==== Exercise materials ====

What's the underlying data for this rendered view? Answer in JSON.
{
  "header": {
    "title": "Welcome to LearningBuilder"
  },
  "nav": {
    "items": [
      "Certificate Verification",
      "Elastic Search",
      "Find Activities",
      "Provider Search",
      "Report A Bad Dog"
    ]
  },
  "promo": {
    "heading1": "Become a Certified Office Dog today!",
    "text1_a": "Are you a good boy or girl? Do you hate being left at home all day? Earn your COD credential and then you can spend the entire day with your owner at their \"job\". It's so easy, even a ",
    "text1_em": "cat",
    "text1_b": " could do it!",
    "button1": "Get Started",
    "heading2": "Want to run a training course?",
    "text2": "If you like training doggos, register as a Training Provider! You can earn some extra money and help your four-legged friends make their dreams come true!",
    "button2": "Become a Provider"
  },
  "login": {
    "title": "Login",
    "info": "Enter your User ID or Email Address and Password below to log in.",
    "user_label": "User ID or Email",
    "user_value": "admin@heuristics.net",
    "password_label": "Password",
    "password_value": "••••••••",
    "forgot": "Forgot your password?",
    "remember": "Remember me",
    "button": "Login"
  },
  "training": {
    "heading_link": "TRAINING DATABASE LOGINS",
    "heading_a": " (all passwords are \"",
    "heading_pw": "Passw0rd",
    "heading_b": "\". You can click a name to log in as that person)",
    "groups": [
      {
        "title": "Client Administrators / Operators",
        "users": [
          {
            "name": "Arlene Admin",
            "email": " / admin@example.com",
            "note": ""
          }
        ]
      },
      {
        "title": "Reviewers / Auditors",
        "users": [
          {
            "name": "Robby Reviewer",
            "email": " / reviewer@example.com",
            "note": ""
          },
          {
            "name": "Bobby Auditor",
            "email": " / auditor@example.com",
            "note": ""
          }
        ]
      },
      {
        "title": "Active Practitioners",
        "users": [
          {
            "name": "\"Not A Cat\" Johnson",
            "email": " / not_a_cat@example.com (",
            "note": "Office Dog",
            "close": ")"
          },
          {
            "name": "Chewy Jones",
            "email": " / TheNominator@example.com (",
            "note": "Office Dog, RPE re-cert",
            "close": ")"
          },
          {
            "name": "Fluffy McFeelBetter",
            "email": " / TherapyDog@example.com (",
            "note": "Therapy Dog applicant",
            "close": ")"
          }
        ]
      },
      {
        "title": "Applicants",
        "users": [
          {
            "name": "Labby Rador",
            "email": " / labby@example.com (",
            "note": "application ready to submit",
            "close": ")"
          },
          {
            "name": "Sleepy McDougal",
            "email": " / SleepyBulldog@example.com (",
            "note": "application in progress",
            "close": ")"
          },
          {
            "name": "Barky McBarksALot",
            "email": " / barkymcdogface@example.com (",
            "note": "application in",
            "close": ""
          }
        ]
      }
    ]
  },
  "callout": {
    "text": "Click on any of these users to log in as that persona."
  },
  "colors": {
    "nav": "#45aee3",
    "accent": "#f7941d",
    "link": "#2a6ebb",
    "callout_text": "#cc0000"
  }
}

====

Problem statement
Reproduce the material exactly, with every line intact.

Reply to the task
What's the underlying data for this rendered view? Answer in JSON.
{
  "header": {
    "title": "Welcome to LearningBuilder"
  },
  "nav": {
    "items": [
      "Certificate Verification",
      "Elastic Search",
      "Find Activities",
      "Provider Search",
      "Report A Bad Dog"
    ]
  },
  "promo": {
    "heading1": "Become a Certified Office Dog today!",
    "text1_a": "Are you a good boy or girl? Do you hate being left at home all day? Earn your COD credential and then you can spend the entire day with your owner at their \"job\". It's so easy, even a ",
    "text1_em": "cat",
    "text1_b": " could do it!",
    "button1": "Get Started",
    "heading2": "Want to run a training course?",
    "text2": "If you like training doggos, register as a Training Provider! You can earn some extra money and help your four-legged friends make their dreams come true!",
    "button2": "Become a Provider"
  },
  "login": {
    "title": "Login",
    "info": "Enter your User ID or Email Address and Password below to log in.",
    "user_label": "User ID or Email",
    "user_value": "admin@heuristics.net",
    "password_label": "Password",
    "password_value": "••••••••",
    "forgot": "Forgot your password?",
    "remember": "Remember me",
    "button": "Login"
  },
  "training": {
    "heading_link": "TRAINING DATABASE LOGINS",
    "heading_a": " (all passwords are \"",
    "heading_pw": "Passw0rd",
    "heading_b": "\". You can click a name to log in as that person)",
    "groups": [
      {
        "title": "Client Administrators / Operators",
        "users": [
          {
            "name": "Arlene Admin",
            "email": " / admin@example.com",
            "note": ""
          }
        ]
      },
      {
        "title": "Reviewers / Auditors",
        "users": [
          {
            "name": "Robby Reviewer",
            "email": " / reviewer@example.com",
            "note": ""
          },
          {
            "name": "Bobby Auditor",
            "email": " / auditor@example.com",
            "note": ""
          }
        ]
      },
      {
        "title": "Active Practitioners",
        "users": [
          {
            "name": "\"Not A Cat\" Johnson",
            "email": " / not_a_cat@example.com (",
            "note": "Office Dog",
            "close": ")"
          },
          {
            "name": "Chewy Jones",
            "email": " / TheNominator@example.com (",
            "note": "Office Dog, RPE re-cert",
            "close": ")"
          },
          {
            "name": "Fluffy McFeelBetter",
            "email": " / TherapyDog@example.com (",
            "note": "Therapy Dog applicant",
            "close": ")"
          }
        ]
      },
      {
        "title": "Applicants",
        "users": [
          {
            "name": "Labby Rador",
            "email": " / labby@example.com (",
            "note": "application ready to submit",
            "close": ")"
          },
          {
            "name": "Sleepy McDougal",
            "email": " / SleepyBulldog@example.com (",
            "note": "application in progress",
            "close": ")"
          },
          {
            "name": "Barky McBarksALot",
            "email": " / barkymcdogface@example.com (",
            "note": "application in",
            "close": ""
          }
        ]
      }
    ]
  },
  "callout": {
    "text": "Click on any of these users to log in as that persona."
  },
  "colors": {
    "nav": "#45aee3",
    "accent": "#f7941d",
    "link": "#2a6ebb",
    "callout_text": "#cc0000"
  }
}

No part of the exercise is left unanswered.